Extract provided:
※ ※ ※

Indice

Data Mining and Machine Learning -- Master MAINS 2019
- News
Goals
Syllabus
Textbooks
Reading about the "data analyst" job
Calendar
- Datasets
- Exercises
Exams
Previous editions

Data Mining and Machine Learning -- Master MAINS 2019

Fosca Giannotti
ISTI-CNR, Knowledge Discovery and Data Mining Lab
fosca [dot] giannotti [at] isti [dot] cnr [dot] it

Dino Pedreschi
Università di Pisa, Knowledge Discovery and Data Mining Lab
dino [dot] pedreschi [at] unipi [dot] it

Teaching Assistants: Riccardo Guidotti & Giulio Rossetti
ISTI-CNR, Knowledge Discovery and Data Mining Lab
riccardo [dot] guidotti [at] isti [dot] cnr [dot] it giulio [dot] rossetti [at] isti [dot] cnr [dot] it

News

Wednesday 10 April 2019: install KNIME (http://www.knime.org).

Goals

Organizations and business are overwhelmed by the flood of data continuously collected into their data warehouses and arriving from external sources – the Web above all. Traditional exploratory techniques may fail to make sense of the data, due to its inherent complexity and size. Data mining and knowledge discovery techniques emerged as an alternative approach, aimed at revealing patterns, rules and models hidden in the data, and at supporting the analytical user to develop descriptive and predictive models for a number of business problems. This short course focusses on the main applications scenarios of data mining to challenging problems in the broad CRM domain - Customer Relationship Management.

※ ※ ※

Data:
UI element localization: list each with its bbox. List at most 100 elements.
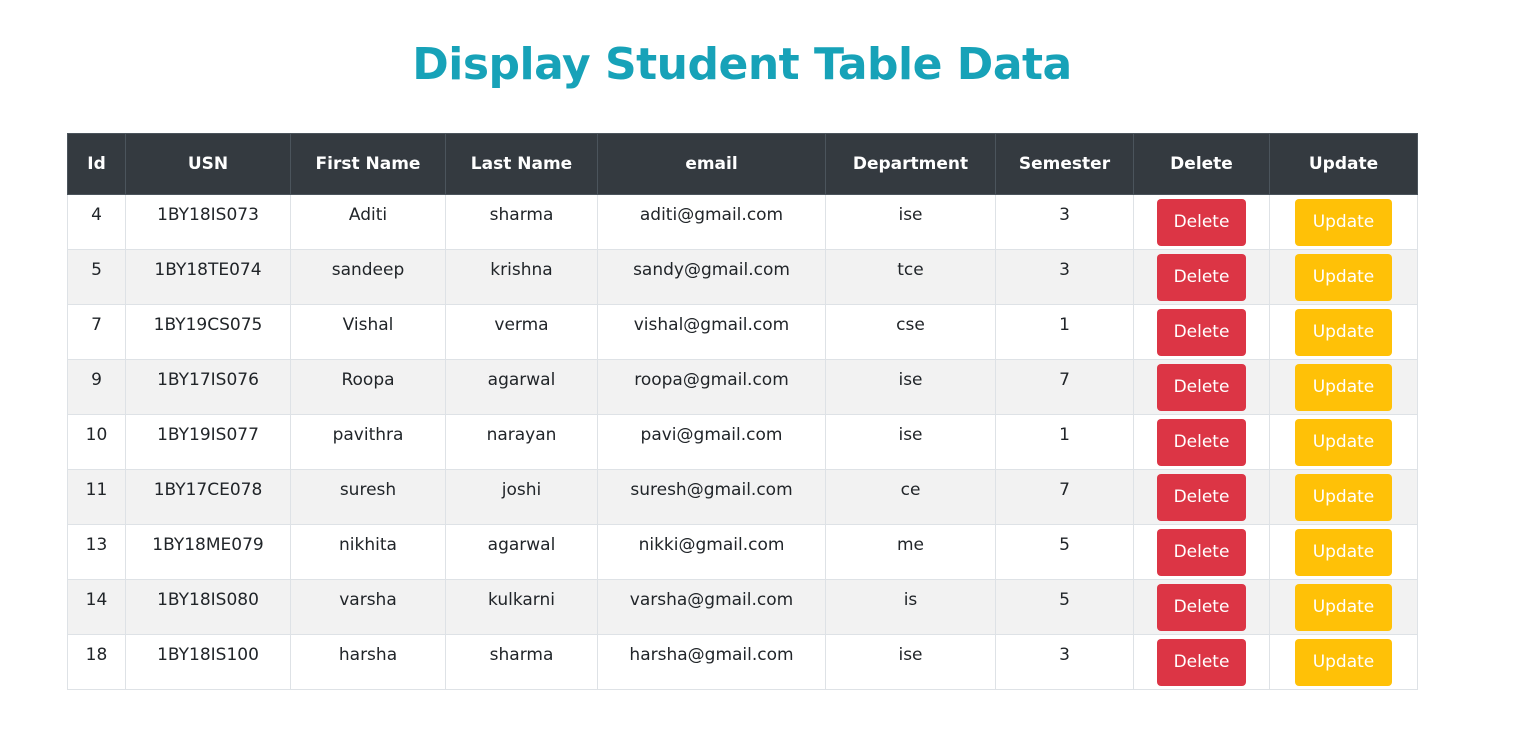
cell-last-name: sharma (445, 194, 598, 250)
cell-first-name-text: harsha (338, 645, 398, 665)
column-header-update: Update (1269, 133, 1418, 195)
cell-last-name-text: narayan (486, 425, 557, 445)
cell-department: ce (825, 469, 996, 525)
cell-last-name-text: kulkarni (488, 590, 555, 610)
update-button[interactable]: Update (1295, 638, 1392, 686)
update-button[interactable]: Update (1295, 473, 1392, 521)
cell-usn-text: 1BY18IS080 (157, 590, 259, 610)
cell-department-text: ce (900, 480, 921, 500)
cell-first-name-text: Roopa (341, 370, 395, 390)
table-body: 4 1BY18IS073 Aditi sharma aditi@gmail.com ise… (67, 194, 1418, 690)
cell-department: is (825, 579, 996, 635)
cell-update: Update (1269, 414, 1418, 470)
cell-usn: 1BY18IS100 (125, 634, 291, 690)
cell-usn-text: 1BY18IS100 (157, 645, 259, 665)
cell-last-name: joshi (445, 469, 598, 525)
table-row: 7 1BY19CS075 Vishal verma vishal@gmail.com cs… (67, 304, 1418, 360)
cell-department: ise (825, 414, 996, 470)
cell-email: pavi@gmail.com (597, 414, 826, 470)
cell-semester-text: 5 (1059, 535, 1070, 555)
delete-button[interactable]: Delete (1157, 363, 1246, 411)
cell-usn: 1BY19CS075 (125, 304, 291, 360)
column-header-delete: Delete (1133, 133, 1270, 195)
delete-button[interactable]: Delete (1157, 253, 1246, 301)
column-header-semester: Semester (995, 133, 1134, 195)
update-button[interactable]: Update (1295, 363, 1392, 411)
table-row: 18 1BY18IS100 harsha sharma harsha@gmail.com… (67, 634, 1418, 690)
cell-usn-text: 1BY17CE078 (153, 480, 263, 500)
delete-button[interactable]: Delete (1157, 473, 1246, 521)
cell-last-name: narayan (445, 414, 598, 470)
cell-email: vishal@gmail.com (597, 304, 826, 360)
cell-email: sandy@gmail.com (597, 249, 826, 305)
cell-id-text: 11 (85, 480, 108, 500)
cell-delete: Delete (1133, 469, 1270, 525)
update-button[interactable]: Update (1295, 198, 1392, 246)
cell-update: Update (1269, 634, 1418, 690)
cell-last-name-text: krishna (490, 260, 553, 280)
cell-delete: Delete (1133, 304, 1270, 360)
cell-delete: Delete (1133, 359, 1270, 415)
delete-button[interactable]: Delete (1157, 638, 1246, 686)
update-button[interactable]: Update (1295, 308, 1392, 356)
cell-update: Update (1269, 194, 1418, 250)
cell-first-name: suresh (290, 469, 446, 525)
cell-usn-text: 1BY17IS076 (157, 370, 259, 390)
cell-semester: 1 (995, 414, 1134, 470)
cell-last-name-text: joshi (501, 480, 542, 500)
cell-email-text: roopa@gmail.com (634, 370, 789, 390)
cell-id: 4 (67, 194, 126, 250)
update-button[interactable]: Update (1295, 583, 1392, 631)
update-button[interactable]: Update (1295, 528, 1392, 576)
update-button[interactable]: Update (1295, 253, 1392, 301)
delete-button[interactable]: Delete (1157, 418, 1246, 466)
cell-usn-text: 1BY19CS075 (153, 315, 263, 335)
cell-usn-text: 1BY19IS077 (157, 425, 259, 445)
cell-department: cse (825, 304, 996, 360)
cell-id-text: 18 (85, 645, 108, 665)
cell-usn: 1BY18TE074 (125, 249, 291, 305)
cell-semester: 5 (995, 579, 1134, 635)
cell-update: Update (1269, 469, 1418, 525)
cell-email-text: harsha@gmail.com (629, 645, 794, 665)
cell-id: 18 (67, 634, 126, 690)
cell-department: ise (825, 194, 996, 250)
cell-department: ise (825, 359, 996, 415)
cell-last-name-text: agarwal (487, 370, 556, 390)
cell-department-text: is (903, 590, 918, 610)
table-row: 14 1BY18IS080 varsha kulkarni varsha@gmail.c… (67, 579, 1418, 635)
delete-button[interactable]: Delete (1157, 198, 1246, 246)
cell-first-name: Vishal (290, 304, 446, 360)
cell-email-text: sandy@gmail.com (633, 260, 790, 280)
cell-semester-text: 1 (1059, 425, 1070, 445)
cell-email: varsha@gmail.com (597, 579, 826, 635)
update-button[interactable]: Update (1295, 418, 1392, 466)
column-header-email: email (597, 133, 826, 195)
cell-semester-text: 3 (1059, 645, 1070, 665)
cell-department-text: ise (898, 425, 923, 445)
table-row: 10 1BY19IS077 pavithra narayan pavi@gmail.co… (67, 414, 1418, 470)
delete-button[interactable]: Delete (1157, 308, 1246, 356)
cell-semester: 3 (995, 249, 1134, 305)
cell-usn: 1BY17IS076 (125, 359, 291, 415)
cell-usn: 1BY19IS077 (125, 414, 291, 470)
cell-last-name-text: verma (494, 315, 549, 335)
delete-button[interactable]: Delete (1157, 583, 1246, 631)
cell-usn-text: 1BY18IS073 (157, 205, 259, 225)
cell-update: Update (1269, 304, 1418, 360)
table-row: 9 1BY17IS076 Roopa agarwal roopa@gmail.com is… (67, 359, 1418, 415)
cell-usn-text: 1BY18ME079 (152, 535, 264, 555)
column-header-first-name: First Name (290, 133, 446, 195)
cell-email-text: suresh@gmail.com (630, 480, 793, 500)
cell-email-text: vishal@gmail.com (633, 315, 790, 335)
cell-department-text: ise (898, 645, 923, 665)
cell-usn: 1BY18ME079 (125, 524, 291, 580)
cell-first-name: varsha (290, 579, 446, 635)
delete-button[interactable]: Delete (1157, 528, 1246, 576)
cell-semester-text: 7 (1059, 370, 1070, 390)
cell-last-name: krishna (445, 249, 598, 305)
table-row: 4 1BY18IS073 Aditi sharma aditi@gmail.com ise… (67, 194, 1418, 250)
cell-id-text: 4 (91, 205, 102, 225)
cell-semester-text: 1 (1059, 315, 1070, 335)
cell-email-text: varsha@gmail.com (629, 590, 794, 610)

※ ※ ※

Directives:
1. According to the course page, which domain does the short course focus on when applying data mining?
2. Output the passage of the course page starting with "Wednesday 10 April" and going on through "Customer Relationship Management.".
The entries aren't needed for this work.

Response list:
1. Customer Relationship Management (CRM).

2.
Wednesday 10 April 2019: install KNIME (http://www.knime.org).

Goals

Organizations and business are overwhelmed by the flood of data continuously collected into their data warehouses and arriving from external sources – the Web above all. Traditional exploratory techniques may fail to make sense of the data, due to its inherent complexity and size. Data mining and knowledge discovery techniques emerged as an alternative approach, aimed at revealing patterns, rules and models hidden in the data, and at supporting the analytical user to develop descriptive and predictive models for a number of business problems. This short course focusses on the main applications scenarios of data mining to challenging problems in the broad CRM domain - Customer Relationship Management.